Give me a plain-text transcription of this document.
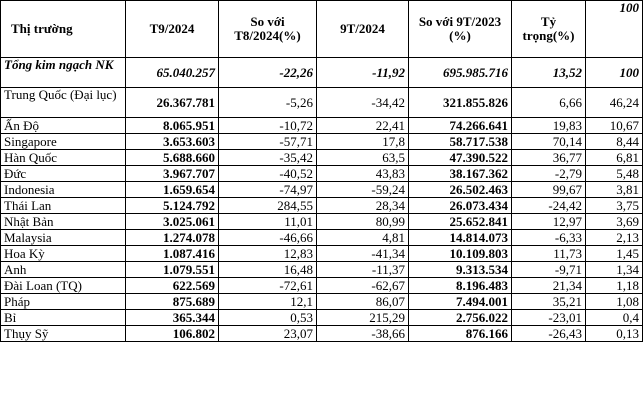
Thị trường	T9/2024	So với T8/2024(%)	9T/2024	So với 9T/2023 (%)	Tỷ trọng(%)	100
Tổng kim ngạch NK	65.040.257	-22,26	-11,92	695.985.716	13,52	100
Trung Quốc (Đại lục)	26.367.781	-5,26	-34,42	321.855.826	6,66	46,24
Ấn Độ	8.065.951	-10,72	22,41	74.266.641	19,83	10,67
Singapore	3.653.603	-57,71	17,8	58.717.538	70,14	8,44
Hàn Quốc	5.688.660	-35,42	63,5	47.390.522	36,77	6,81
Đức	3.967.707	-40,52	43,83	38.167.362	-2,79	5,48
Indonesia	1.659.654	-74,97	-59,24	26.502.463	99,67	3,81
Thái Lan	5.124.792	284,55	28,34	26.073.434	-24,42	3,75
Nhật Bản	3.025.061	11,01	80,99	25.652.841	12,97	3,69
Malaysia	1.274.078	-46,66	4,81	14.814.073	-6,33	2,13
Hoa Kỳ	1.087.416	12,83	-41,34	10.109.803	11,73	1,45
Anh	1.079.551	16,48	-11,37	9.313.534	-9,71	1,34
Đài Loan (TQ)	622.569	-72,61	-62,67	8.196.483	21,34	1,18
Pháp	875.689	12,1	86,07	7.494.001	35,21	1,08
Bỉ	365.344	0,53	215,29	2.756.022	-23,01	0,4
Thụy Sỹ	106.802	23,07	-38,66	876.166	-26,43	0,13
++++++++
What to produce: Examine the data above and state how many of its lines contain the word "Quốc", with no further remarks.

The completed task: 2